### Extract ###
Out-Law News | 15 Sep 2020 | 8:52 am | 4 min. read
Florian Traub of Pinsent Masons, the law firm behind Out-Law, was commenting after a High Court judge this summer ordered "the overall winners" of an ongoing dispute over trade mark rights to pick up legal costs totaling more than £1.5 million it incurred in bringing trade mark infringement proceedings. The costs order was issued as a sanction over the company's registration of a trade mark for an overly broad range of goods and services. Pinsent Masons has developed a brand protection platform, Alteria, which allows businesses to easily and efficiently manage their trade mark portfolio, relieving them of this administrative burden and allowing them to focus instead on their strategic priorities.
Traub said, "Following this ruling, launching infringement proceedings based on a trade mark with an overly broad specification of goods or services carries the risk not only that the trade mark could be at least partially invalidated but also that the court may make an adverse costs order against the trade mark owner."
The High Court's costs order related to a dispute over trade mark rights asserted by broadcaster and telecoms provider Sky. Sky claimed that SkyKick, a US supplier of cloud migration software, was responsible for infringing five of its UK and EU trade marks covering goods and services falling within a number of technology categories. SkyKick challenged the validity of Sky's marks, arguing that they had been registered in bad faith because they cover overly broad classes of goods and services and said they should be revoked.
###
— Exercise aim —
In the trade mark news article, what does SkyKick supply?
### Data excerpts ###
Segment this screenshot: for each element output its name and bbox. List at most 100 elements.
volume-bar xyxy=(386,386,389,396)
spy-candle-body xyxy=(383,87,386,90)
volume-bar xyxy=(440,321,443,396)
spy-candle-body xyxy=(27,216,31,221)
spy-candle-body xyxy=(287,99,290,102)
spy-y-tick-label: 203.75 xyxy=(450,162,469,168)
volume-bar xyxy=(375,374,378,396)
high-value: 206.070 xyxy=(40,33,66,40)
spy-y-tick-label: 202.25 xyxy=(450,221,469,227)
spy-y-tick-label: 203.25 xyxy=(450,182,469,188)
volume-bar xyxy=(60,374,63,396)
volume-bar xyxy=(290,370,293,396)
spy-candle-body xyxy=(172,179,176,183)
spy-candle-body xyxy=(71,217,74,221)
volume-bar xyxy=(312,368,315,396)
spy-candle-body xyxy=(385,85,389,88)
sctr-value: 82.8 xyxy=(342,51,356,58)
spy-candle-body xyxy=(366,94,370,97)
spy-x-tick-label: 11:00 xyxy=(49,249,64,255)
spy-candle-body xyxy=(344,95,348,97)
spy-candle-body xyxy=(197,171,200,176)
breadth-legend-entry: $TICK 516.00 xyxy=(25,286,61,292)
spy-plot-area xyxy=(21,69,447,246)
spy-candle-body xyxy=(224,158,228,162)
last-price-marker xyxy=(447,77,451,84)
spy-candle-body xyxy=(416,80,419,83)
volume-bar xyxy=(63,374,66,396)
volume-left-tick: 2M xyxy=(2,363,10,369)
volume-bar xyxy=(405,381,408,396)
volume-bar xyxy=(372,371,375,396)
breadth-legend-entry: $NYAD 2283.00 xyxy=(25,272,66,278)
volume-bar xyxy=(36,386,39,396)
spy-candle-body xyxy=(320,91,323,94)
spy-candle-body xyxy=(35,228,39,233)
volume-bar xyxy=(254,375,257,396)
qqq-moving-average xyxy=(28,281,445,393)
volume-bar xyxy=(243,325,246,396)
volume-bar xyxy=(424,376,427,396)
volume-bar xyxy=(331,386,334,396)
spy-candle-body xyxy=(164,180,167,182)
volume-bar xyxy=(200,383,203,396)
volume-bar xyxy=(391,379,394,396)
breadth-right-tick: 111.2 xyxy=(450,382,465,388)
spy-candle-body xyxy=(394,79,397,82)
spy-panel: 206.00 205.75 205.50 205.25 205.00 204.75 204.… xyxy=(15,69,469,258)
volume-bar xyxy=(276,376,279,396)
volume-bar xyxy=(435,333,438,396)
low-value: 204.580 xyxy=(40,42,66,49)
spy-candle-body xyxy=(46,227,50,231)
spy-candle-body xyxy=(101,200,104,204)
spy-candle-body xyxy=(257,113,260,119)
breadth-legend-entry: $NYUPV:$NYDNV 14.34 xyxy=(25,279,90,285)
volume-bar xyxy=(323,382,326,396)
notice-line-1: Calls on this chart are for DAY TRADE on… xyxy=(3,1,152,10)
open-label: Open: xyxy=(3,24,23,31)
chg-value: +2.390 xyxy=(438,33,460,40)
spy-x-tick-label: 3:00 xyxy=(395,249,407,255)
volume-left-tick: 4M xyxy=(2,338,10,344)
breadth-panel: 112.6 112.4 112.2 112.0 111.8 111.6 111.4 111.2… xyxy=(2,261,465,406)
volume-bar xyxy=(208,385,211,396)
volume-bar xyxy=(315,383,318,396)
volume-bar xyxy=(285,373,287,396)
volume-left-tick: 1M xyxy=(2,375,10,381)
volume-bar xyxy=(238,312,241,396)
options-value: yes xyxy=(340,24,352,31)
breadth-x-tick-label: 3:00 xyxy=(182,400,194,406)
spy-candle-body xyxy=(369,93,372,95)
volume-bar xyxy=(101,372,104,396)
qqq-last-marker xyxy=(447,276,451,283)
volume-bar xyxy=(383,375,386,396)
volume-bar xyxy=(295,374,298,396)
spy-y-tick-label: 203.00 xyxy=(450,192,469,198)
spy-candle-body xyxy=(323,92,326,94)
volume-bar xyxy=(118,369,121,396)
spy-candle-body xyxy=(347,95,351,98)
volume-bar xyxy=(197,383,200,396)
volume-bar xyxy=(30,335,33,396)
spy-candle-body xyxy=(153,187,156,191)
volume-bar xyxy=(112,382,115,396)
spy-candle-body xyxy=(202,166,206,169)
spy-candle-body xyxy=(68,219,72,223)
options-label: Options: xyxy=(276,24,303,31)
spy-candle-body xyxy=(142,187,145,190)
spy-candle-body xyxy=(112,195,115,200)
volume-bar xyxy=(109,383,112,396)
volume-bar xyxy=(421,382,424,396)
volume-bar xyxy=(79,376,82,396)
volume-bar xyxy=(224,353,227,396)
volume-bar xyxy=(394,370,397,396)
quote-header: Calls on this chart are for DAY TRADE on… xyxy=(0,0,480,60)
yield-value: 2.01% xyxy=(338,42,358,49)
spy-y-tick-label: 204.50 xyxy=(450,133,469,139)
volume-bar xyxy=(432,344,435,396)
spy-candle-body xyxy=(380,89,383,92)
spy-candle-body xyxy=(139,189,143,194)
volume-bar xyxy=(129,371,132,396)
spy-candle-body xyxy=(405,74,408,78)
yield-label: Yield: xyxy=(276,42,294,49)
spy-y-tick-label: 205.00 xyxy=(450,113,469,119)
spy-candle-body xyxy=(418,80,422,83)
###
— Final answer —
Cloud migration software.